What you need to do =>
Reproduce each line of the records below word for word, leaving out the pictures.

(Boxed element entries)

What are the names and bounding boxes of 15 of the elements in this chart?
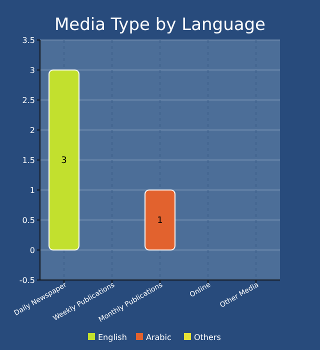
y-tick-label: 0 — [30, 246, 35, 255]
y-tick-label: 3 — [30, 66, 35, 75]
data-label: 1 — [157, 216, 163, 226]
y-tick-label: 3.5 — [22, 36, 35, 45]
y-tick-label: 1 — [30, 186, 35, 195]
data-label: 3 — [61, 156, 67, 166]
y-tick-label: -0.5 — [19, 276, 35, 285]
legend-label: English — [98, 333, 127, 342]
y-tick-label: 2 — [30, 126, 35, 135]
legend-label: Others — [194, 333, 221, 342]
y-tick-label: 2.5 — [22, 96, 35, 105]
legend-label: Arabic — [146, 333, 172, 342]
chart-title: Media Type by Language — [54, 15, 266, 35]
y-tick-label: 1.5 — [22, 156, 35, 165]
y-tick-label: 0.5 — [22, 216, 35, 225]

Result of this exercise =>
What are the names and bounding boxes of 15 of the elements in this chart?
y-tick-label: 0 — [30, 246, 35, 255]
y-tick-label: 3 — [30, 66, 35, 75]
data-label: 1 — [157, 216, 163, 226]
y-tick-label: 3.5 — [22, 36, 35, 45]
y-tick-label: 1 — [30, 186, 35, 195]
data-label: 3 — [61, 156, 67, 166]
y-tick-label: -0.5 — [19, 276, 35, 285]
legend-label: English — [98, 333, 127, 342]
y-tick-label: 2 — [30, 126, 35, 135]
legend-label: Others — [194, 333, 221, 342]
y-tick-label: 2.5 — [22, 96, 35, 105]
legend-label: Arabic — [146, 333, 172, 342]
chart-title: Media Type by Language — [54, 15, 266, 35]
y-tick-label: 1.5 — [22, 156, 35, 165]
y-tick-label: 0.5 — [22, 216, 35, 225]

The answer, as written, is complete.